— Start —

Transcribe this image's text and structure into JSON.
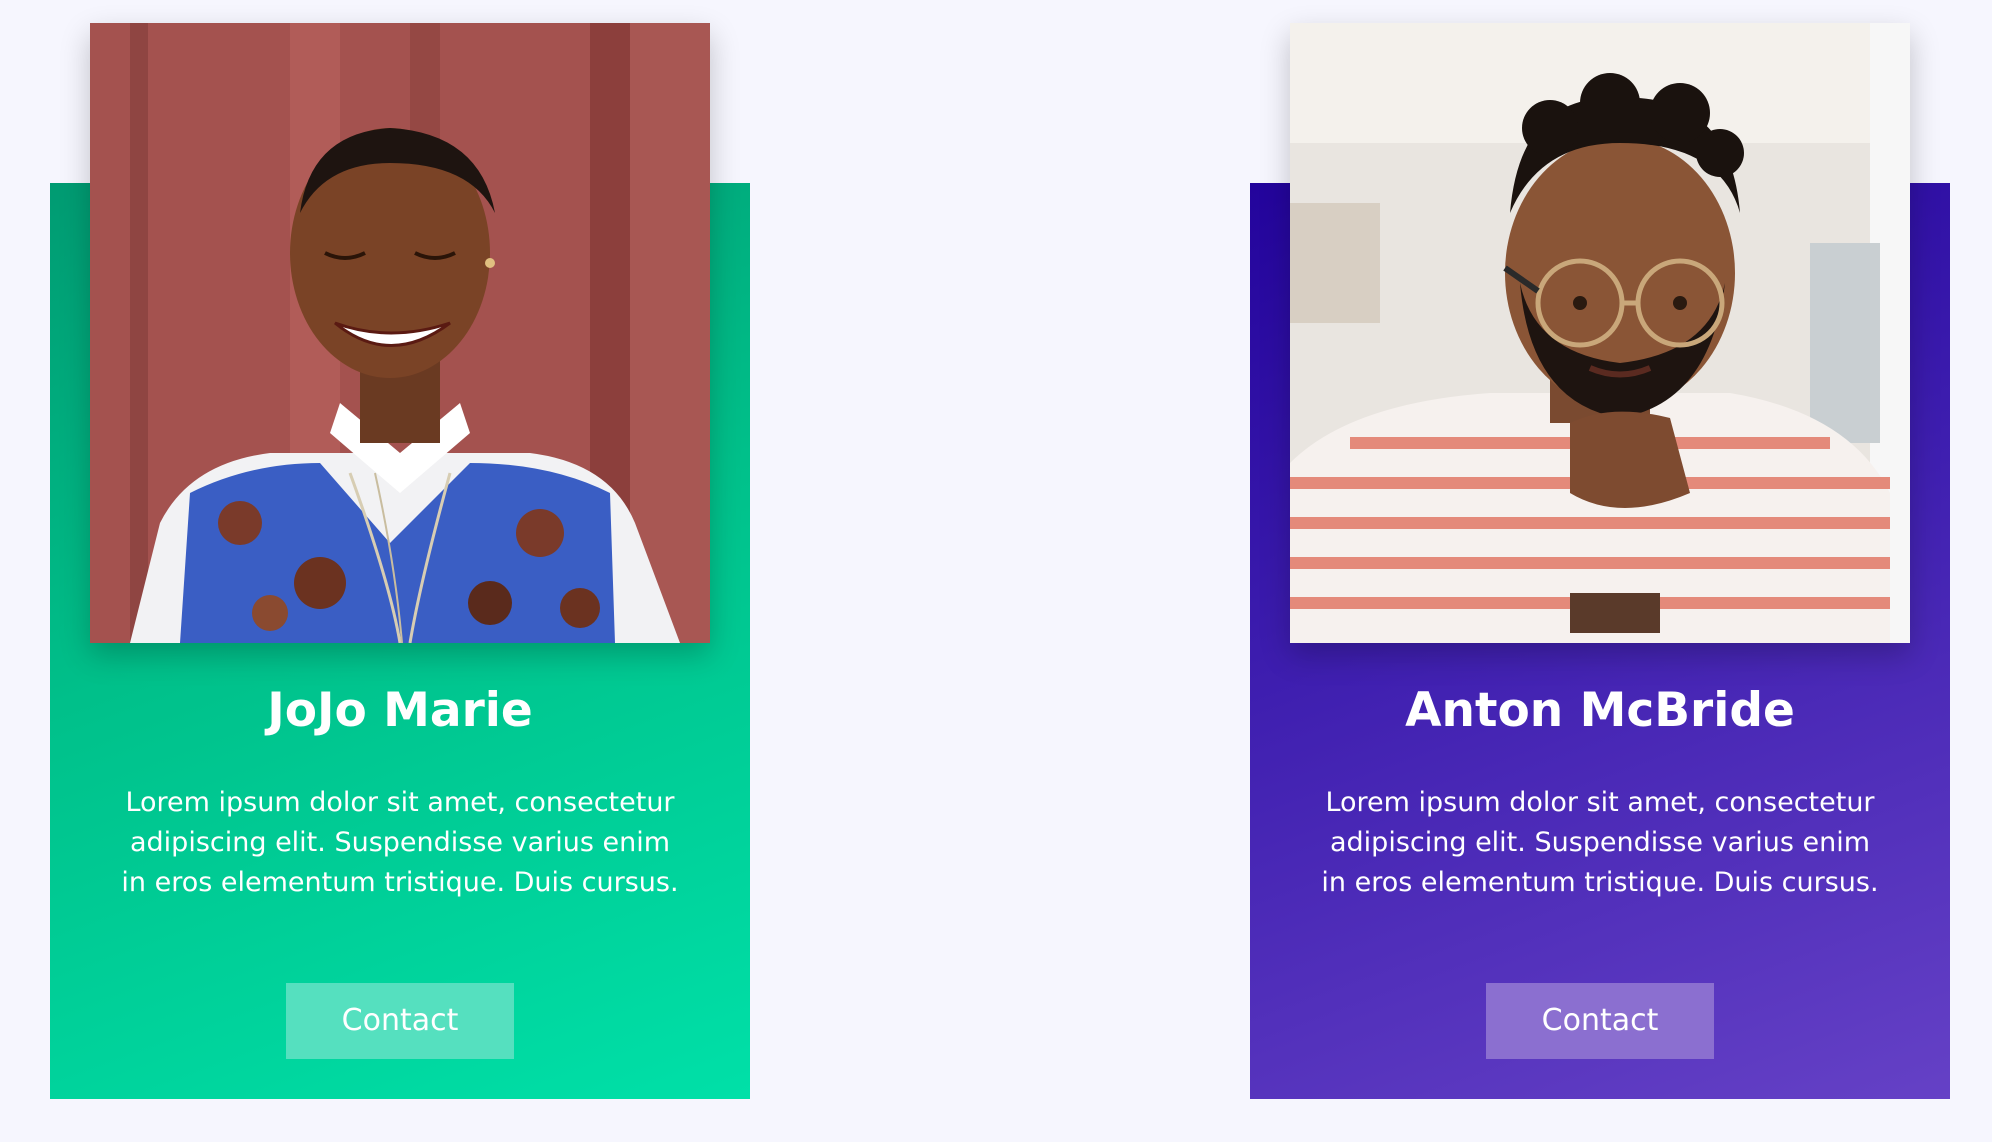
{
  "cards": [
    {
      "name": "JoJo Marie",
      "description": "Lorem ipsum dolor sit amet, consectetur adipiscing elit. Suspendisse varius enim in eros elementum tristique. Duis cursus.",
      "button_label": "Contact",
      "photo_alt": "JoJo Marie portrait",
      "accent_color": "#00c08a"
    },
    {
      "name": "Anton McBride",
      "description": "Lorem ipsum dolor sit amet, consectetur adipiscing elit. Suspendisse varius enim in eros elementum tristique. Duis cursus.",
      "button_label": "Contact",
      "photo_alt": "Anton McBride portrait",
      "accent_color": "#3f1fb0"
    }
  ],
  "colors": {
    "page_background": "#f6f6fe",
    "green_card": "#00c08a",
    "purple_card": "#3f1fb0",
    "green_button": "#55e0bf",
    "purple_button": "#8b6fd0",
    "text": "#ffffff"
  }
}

— End —

INSTRUCTION: Quote the records above exactly, leaving out any pictures.

COMPLETE OUTPUT:
Transcribe this image's text and structure into JSON.
{
  "cards": [
    {
      "name": "JoJo Marie",
      "description": "Lorem ipsum dolor sit amet, consectetur adipiscing elit. Suspendisse varius enim in eros elementum tristique. Duis cursus.",
      "button_label": "Contact",
      "photo_alt": "JoJo Marie portrait",
      "accent_color": "#00c08a"
    },
    {
      "name": "Anton McBride",
      "description": "Lorem ipsum dolor sit amet, consectetur adipiscing elit. Suspendisse varius enim in eros elementum tristique. Duis cursus.",
      "button_label": "Contact",
      "photo_alt": "Anton McBride portrait",
      "accent_color": "#3f1fb0"
    }
  ],
  "colors": {
    "page_background": "#f6f6fe",
    "green_card": "#00c08a",
    "purple_card": "#3f1fb0",
    "green_button": "#55e0bf",
    "purple_button": "#8b6fd0",
    "text": "#ffffff"
  }
}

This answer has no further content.